[What is needed] Find each line holding the word "this" and give the number of such lines, nothing else.

[Task inputs]
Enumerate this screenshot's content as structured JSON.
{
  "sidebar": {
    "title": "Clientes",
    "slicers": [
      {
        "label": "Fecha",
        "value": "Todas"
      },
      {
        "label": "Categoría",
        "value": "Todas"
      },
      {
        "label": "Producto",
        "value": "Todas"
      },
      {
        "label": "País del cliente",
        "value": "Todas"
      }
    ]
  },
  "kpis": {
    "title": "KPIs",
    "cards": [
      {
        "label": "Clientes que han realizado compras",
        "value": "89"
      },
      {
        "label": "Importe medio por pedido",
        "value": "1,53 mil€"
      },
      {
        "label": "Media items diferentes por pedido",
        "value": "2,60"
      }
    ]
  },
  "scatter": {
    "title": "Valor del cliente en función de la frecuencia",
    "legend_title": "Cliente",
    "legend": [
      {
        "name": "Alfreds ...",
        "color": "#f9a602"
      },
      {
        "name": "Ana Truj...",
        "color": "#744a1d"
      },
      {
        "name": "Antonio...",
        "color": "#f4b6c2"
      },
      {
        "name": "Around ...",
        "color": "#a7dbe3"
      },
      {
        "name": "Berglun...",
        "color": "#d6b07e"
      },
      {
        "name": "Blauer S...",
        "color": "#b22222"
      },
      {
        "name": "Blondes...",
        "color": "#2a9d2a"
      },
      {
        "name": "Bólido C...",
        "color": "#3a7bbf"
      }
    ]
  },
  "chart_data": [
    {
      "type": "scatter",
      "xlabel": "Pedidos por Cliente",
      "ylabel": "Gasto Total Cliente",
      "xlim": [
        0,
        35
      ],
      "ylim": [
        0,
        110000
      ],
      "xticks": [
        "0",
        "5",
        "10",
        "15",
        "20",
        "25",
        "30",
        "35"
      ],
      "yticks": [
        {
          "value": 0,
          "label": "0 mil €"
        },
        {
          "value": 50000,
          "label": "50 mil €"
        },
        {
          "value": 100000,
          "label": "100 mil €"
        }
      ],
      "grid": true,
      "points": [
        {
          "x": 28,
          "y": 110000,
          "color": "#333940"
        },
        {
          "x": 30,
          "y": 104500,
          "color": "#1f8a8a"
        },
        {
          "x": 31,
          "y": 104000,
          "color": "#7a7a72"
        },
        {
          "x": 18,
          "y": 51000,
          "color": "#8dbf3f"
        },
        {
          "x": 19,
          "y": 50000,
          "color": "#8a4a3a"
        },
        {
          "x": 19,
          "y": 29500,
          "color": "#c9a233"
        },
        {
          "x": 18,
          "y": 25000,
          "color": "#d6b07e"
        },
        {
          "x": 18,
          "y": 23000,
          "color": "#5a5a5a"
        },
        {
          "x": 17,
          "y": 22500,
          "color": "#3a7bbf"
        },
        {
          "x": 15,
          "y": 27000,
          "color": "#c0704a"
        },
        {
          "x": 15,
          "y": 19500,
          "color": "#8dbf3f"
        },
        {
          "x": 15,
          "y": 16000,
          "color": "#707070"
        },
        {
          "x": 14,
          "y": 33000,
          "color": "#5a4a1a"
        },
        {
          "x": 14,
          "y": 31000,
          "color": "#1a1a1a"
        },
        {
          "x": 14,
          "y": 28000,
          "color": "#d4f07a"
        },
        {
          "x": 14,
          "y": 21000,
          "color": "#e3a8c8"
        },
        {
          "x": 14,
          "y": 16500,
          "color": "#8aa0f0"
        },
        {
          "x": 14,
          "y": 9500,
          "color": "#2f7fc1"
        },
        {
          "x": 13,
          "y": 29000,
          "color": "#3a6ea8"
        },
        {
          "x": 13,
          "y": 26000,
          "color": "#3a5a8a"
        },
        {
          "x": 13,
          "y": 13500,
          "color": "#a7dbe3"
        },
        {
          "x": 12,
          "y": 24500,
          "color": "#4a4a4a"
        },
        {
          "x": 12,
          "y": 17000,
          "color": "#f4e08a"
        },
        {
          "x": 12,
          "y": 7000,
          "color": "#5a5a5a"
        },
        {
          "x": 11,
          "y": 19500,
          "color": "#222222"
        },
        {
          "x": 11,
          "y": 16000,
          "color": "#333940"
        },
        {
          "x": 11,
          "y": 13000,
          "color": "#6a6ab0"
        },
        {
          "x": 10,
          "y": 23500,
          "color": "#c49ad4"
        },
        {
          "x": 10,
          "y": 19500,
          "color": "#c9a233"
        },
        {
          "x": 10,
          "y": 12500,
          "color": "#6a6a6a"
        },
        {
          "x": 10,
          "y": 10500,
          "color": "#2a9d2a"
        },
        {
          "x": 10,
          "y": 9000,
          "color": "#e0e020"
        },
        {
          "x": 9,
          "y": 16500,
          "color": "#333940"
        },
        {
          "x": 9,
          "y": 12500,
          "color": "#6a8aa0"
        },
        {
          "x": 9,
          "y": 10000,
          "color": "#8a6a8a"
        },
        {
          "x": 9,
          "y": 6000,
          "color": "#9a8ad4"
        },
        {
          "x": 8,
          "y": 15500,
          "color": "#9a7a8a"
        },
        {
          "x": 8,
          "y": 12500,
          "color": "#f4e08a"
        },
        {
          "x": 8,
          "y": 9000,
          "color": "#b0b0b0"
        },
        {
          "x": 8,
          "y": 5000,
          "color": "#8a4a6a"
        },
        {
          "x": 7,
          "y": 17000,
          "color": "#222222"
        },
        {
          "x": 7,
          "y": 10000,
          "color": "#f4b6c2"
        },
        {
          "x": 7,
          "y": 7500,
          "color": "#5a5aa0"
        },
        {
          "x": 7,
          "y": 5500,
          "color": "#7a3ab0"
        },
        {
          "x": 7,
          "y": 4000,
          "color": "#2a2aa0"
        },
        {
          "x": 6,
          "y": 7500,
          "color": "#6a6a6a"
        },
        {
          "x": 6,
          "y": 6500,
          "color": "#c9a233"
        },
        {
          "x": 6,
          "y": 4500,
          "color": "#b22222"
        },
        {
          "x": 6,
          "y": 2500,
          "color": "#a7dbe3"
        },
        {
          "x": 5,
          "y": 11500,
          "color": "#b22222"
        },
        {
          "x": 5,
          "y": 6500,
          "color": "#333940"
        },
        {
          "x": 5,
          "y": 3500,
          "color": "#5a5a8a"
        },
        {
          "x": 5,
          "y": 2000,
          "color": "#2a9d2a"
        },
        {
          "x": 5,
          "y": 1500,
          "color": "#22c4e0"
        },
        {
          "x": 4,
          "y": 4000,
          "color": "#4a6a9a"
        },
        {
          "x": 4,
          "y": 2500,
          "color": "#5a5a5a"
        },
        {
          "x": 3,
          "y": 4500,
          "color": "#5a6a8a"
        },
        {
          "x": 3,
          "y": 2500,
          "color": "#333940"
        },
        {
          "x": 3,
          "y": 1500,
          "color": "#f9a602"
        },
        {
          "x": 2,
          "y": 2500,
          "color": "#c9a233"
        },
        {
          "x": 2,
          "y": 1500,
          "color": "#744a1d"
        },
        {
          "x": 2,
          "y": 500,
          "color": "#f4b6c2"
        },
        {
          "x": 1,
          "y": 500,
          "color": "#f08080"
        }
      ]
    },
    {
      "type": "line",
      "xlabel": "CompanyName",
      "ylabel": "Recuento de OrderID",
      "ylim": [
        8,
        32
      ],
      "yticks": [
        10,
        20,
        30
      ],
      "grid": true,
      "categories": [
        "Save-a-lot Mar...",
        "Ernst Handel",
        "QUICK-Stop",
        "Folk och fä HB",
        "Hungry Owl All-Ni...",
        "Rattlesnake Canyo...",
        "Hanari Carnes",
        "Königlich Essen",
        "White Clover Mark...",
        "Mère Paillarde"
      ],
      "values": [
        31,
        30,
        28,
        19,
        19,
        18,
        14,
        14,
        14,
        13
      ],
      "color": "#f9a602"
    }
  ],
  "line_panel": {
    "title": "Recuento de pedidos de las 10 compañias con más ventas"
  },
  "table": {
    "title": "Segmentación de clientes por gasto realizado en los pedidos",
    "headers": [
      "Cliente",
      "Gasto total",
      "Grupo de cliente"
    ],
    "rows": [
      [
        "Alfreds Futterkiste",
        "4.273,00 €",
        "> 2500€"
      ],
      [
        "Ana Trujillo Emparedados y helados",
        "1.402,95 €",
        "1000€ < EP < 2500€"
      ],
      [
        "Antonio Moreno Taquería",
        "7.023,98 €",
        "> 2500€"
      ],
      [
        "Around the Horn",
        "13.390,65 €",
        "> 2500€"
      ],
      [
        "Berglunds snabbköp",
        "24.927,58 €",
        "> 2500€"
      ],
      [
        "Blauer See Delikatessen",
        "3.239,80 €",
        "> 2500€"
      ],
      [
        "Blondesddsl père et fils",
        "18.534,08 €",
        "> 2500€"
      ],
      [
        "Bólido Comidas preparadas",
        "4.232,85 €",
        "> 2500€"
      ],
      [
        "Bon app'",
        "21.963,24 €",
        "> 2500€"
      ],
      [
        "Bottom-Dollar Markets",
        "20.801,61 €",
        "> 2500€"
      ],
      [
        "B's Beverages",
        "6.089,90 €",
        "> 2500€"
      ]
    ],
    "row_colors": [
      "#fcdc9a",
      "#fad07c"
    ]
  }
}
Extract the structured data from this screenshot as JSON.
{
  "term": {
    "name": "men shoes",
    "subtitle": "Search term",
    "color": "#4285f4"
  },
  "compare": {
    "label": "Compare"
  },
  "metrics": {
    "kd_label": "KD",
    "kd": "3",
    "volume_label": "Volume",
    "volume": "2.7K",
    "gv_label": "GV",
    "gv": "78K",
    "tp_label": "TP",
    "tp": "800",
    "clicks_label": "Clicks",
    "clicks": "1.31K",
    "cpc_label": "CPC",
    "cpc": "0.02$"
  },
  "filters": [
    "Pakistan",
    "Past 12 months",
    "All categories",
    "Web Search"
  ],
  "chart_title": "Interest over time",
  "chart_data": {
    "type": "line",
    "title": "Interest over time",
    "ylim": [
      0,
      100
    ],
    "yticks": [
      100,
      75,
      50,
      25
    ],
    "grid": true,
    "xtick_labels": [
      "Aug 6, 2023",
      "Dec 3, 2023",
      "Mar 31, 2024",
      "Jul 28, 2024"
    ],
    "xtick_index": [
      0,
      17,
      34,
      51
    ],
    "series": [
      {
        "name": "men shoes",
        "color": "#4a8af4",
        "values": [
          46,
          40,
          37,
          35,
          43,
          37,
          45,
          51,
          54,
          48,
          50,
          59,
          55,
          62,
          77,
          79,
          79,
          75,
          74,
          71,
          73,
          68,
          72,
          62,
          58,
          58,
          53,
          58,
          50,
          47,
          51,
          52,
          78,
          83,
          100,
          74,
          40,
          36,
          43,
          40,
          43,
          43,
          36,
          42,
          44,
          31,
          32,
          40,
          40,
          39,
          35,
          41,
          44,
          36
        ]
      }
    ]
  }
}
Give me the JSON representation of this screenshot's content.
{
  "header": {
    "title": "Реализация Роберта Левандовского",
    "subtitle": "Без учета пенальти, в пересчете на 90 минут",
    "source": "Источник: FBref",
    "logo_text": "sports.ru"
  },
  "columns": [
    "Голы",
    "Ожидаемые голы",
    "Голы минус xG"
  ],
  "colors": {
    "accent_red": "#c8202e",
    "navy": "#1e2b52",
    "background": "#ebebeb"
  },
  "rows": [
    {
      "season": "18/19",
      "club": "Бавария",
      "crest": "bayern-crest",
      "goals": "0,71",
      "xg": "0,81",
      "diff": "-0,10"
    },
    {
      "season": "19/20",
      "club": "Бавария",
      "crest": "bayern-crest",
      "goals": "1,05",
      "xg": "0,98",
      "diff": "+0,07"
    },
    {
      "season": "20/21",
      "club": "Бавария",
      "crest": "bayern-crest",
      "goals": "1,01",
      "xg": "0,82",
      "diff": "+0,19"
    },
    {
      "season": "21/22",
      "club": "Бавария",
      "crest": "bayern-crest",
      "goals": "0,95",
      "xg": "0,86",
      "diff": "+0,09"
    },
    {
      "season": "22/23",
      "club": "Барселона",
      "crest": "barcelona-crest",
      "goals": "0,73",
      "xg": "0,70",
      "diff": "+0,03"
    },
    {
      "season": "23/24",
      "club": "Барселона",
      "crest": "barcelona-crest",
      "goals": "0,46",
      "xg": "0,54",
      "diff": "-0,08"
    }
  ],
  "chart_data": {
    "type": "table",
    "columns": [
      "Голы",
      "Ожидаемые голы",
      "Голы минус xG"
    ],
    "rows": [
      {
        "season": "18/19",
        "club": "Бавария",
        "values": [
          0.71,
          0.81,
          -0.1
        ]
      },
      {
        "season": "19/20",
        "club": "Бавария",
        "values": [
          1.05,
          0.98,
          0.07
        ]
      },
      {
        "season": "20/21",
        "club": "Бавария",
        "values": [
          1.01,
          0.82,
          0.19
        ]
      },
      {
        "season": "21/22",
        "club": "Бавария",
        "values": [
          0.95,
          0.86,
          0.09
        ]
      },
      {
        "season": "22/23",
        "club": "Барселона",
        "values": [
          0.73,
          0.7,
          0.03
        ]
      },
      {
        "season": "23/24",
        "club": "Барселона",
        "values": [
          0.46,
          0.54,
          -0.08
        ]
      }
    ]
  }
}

[Right answer] 3